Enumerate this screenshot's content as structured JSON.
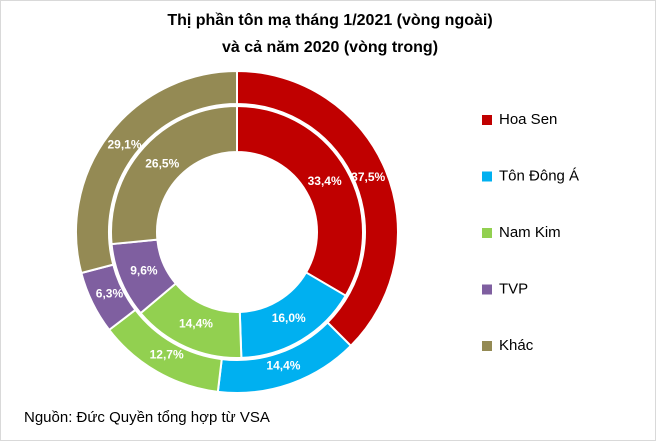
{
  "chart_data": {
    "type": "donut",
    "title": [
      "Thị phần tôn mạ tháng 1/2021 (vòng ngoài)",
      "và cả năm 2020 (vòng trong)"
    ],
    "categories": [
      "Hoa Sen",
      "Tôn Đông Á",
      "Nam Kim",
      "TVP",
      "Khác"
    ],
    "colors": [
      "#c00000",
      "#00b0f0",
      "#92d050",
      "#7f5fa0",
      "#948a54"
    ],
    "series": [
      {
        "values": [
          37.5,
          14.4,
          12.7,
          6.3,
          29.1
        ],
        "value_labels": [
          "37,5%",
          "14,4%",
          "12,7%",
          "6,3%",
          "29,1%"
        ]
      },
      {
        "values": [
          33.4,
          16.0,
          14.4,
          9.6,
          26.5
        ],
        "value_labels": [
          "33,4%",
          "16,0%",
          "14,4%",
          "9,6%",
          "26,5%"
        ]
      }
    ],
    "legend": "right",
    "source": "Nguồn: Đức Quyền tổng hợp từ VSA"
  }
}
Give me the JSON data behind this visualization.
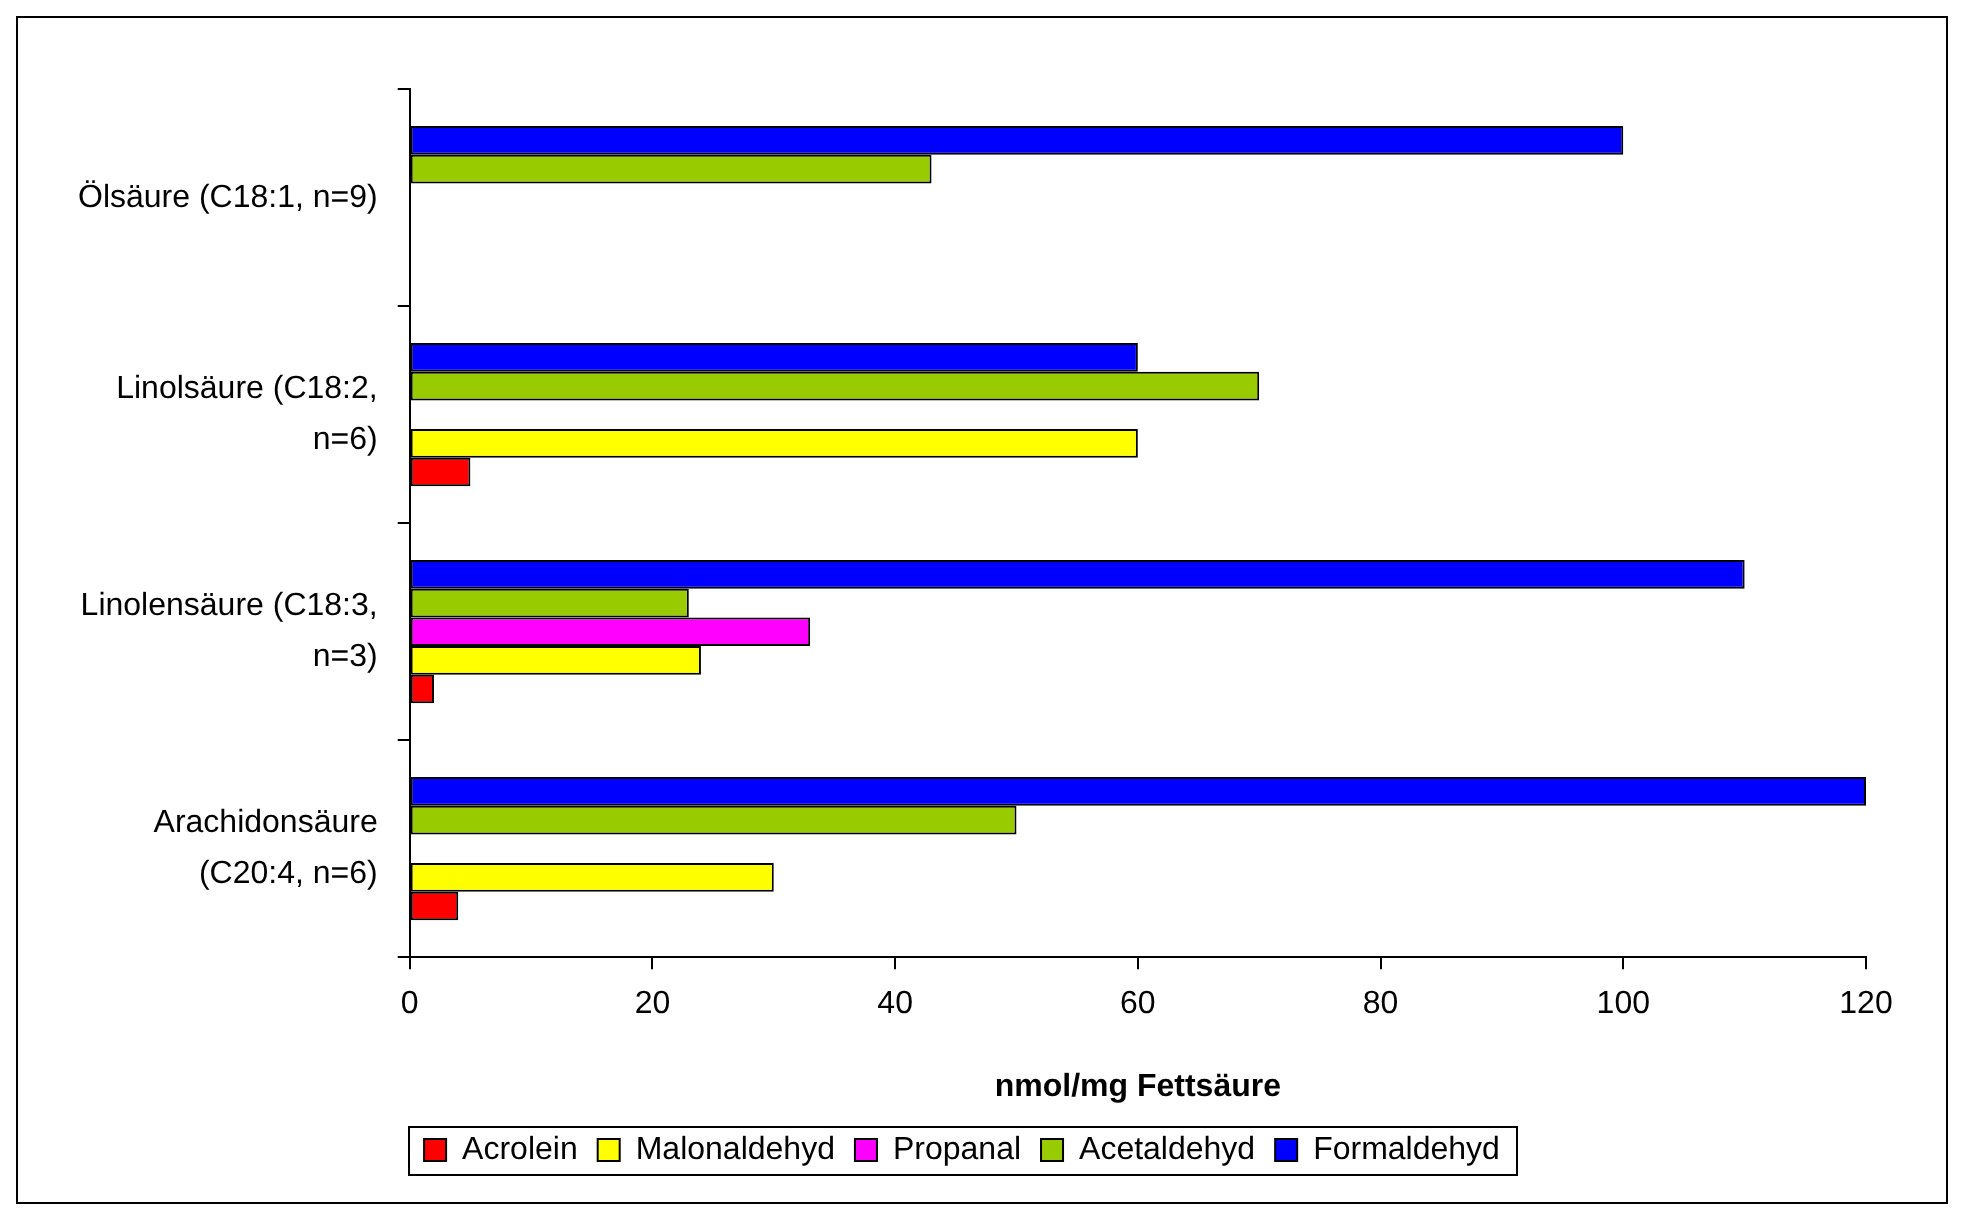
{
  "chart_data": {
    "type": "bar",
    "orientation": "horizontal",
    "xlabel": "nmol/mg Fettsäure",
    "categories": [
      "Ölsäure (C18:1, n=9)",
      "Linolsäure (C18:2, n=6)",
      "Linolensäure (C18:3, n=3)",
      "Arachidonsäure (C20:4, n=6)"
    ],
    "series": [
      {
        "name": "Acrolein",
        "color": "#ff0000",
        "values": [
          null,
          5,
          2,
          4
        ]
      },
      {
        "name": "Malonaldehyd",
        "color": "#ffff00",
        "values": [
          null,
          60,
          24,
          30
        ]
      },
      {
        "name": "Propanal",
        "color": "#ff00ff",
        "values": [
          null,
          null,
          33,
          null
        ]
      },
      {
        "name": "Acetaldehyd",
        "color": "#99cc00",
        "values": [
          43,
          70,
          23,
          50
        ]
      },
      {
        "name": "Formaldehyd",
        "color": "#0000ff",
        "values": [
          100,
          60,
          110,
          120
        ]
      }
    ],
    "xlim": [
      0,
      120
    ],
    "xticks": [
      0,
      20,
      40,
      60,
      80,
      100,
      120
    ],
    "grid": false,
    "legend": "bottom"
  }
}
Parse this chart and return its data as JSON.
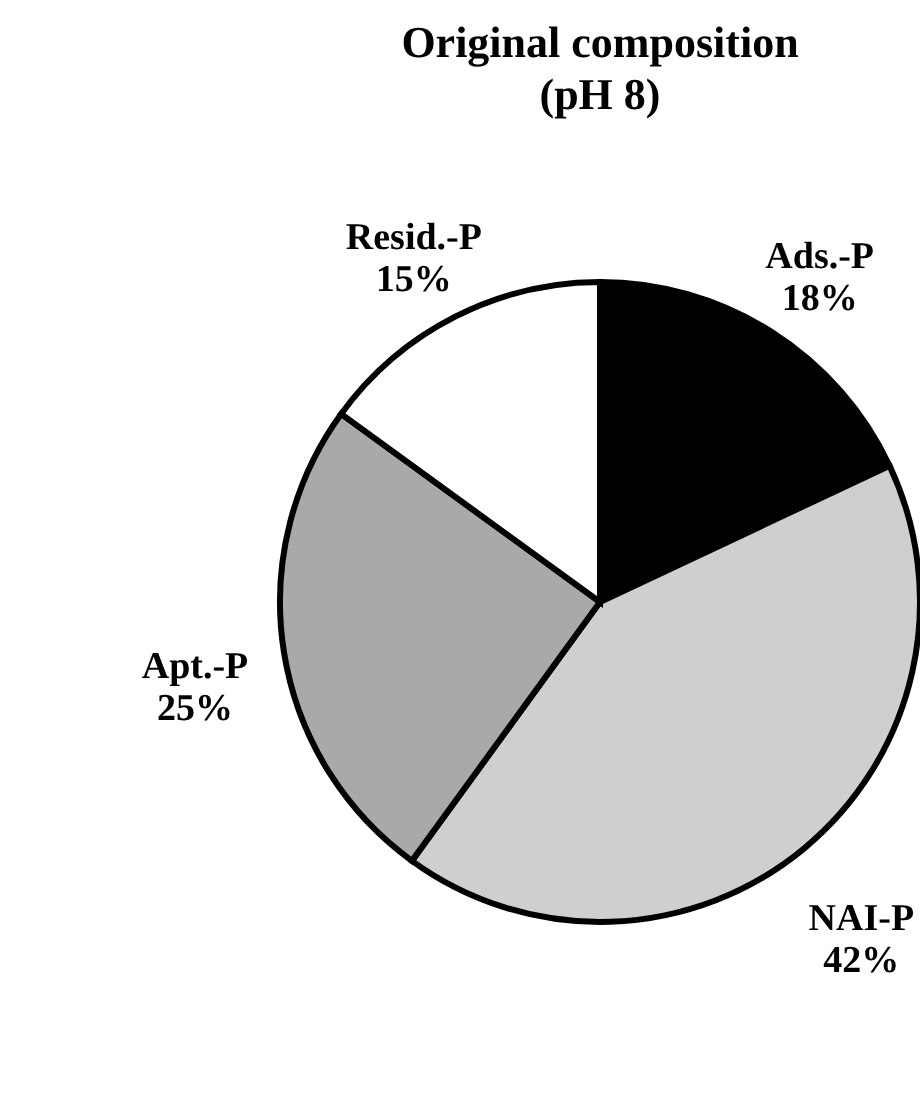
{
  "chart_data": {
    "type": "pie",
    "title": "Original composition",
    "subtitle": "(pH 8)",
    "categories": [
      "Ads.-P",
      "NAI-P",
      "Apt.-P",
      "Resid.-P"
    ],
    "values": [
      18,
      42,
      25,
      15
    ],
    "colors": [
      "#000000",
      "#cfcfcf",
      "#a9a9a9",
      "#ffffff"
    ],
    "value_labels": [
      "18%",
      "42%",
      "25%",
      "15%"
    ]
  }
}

········

THE TASK —
Look back over the material above and state how many lines hold the word "this". Write the number and nothing else.

THE RESPONSE —
3